BEGIN Task input

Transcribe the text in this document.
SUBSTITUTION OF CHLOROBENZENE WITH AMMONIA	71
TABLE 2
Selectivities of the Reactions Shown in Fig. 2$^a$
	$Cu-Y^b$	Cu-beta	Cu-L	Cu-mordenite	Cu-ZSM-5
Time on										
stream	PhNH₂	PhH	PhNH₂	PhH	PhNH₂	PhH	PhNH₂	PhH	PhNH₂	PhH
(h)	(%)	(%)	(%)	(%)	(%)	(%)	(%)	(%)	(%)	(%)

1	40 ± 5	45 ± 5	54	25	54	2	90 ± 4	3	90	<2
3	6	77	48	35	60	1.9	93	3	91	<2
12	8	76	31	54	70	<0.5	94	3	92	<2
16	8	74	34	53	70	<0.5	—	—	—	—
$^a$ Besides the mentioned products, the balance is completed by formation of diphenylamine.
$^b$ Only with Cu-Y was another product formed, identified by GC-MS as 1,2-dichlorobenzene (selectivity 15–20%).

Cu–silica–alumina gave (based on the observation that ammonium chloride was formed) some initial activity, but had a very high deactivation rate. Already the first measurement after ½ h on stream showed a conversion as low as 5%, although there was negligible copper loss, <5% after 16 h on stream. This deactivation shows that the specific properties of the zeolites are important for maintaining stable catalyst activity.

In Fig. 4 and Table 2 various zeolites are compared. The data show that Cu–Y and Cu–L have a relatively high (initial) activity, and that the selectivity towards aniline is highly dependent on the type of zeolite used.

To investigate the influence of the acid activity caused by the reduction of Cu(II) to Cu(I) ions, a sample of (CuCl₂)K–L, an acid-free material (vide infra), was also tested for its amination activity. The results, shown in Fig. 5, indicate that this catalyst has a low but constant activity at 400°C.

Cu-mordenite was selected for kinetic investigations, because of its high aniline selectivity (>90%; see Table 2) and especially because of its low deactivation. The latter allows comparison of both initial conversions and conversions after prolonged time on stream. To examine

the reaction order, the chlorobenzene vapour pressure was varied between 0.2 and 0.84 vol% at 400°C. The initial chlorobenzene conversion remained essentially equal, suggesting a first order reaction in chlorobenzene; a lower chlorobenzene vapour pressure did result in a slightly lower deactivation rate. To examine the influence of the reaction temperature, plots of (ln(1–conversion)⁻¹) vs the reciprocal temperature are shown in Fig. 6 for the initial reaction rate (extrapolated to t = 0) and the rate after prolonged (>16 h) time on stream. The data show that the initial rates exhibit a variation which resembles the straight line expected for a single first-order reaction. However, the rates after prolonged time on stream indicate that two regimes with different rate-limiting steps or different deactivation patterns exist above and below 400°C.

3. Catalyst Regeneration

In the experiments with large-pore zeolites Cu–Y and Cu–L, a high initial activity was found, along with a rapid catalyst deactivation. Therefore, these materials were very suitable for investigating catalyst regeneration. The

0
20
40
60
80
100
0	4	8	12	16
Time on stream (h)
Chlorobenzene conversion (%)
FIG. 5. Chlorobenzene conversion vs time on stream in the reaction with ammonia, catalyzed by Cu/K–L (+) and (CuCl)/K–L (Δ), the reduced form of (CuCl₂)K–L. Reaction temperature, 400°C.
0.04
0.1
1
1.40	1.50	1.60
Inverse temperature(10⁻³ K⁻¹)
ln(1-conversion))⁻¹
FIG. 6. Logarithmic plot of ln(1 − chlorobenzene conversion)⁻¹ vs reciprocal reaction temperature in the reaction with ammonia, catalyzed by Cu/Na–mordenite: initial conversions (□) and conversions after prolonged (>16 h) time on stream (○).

END Task input

* What is expected:
Write out the complete set of records exactly as given.

* Response to the exercise:
Transcribe the text in this document.
SUBSTITUTION OF CHLOROBENZENE WITH AMMONIA	71
TABLE 2
Selectivities of the Reactions Shown in Fig. 2$^a$
	$Cu-Y^b$	Cu-beta	Cu-L	Cu-mordenite	Cu-ZSM-5
Time on										
stream	PhNH₂	PhH	PhNH₂	PhH	PhNH₂	PhH	PhNH₂	PhH	PhNH₂	PhH
(h)	(%)	(%)	(%)	(%)	(%)	(%)	(%)	(%)	(%)	(%)

1	40 ± 5	45 ± 5	54	25	54	2	90 ± 4	3	90	<2
3	6	77	48	35	60	1.9	93	3	91	<2
12	8	76	31	54	70	<0.5	94	3	92	<2
16	8	74	34	53	70	<0.5	—	—	—	—
$^a$ Besides the mentioned products, the balance is completed by formation of diphenylamine.
$^b$ Only with Cu-Y was another product formed, identified by GC-MS as 1,2-dichlorobenzene (selectivity 15–20%).

Cu–silica–alumina gave (based on the observation that ammonium chloride was formed) some initial activity, but had a very high deactivation rate. Already the first measurement after ½ h on stream showed a conversion as low as 5%, although there was negligible copper loss, <5% after 16 h on stream. This deactivation shows that the specific properties of the zeolites are important for maintaining stable catalyst activity.

In Fig. 4 and Table 2 various zeolites are compared. The data show that Cu–Y and Cu–L have a relatively high (initial) activity, and that the selectivity towards aniline is highly dependent on the type of zeolite used.

To investigate the influence of the acid activity caused by the reduction of Cu(II) to Cu(I) ions, a sample of (CuCl₂)K–L, an acid-free material (vide infra), was also tested for its amination activity. The results, shown in Fig. 5, indicate that this catalyst has a low but constant activity at 400°C.

Cu-mordenite was selected for kinetic investigations, because of its high aniline selectivity (>90%; see Table 2) and especially because of its low deactivation. The latter allows comparison of both initial conversions and conversions after prolonged time on stream. To examine

the reaction order, the chlorobenzene vapour pressure was varied between 0.2 and 0.84 vol% at 400°C. The initial chlorobenzene conversion remained essentially equal, suggesting a first order reaction in chlorobenzene; a lower chlorobenzene vapour pressure did result in a slightly lower deactivation rate. To examine the influence of the reaction temperature, plots of (ln(1–conversion)⁻¹) vs the reciprocal temperature are shown in Fig. 6 for the initial reaction rate (extrapolated to t = 0) and the rate after prolonged (>16 h) time on stream. The data show that the initial rates exhibit a variation which resembles the straight line expected for a single first-order reaction. However, the rates after prolonged time on stream indicate that two regimes with different rate-limiting steps or different deactivation patterns exist above and below 400°C.

3. Catalyst Regeneration

In the experiments with large-pore zeolites Cu–Y and Cu–L, a high initial activity was found, along with a rapid catalyst deactivation. Therefore, these materials were very suitable for investigating catalyst regeneration. The

0
20
40
60
80
100
0	4	8	12	16
Time on stream (h)
Chlorobenzene conversion (%)
FIG. 5. Chlorobenzene conversion vs time on stream in the reaction with ammonia, catalyzed by Cu/K–L (+) and (CuCl)/K–L (Δ), the reduced form of (CuCl₂)K–L. Reaction temperature, 400°C.
0.04
0.1
1
1.40	1.50	1.60
Inverse temperature(10⁻³ K⁻¹)
ln(1-conversion))⁻¹
FIG. 6. Logarithmic plot of ln(1 − chlorobenzene conversion)⁻¹ vs reciprocal reaction temperature in the reaction with ammonia, catalyzed by Cu/Na–mordenite: initial conversions (□) and conversions after prolonged (>16 h) time on stream (○).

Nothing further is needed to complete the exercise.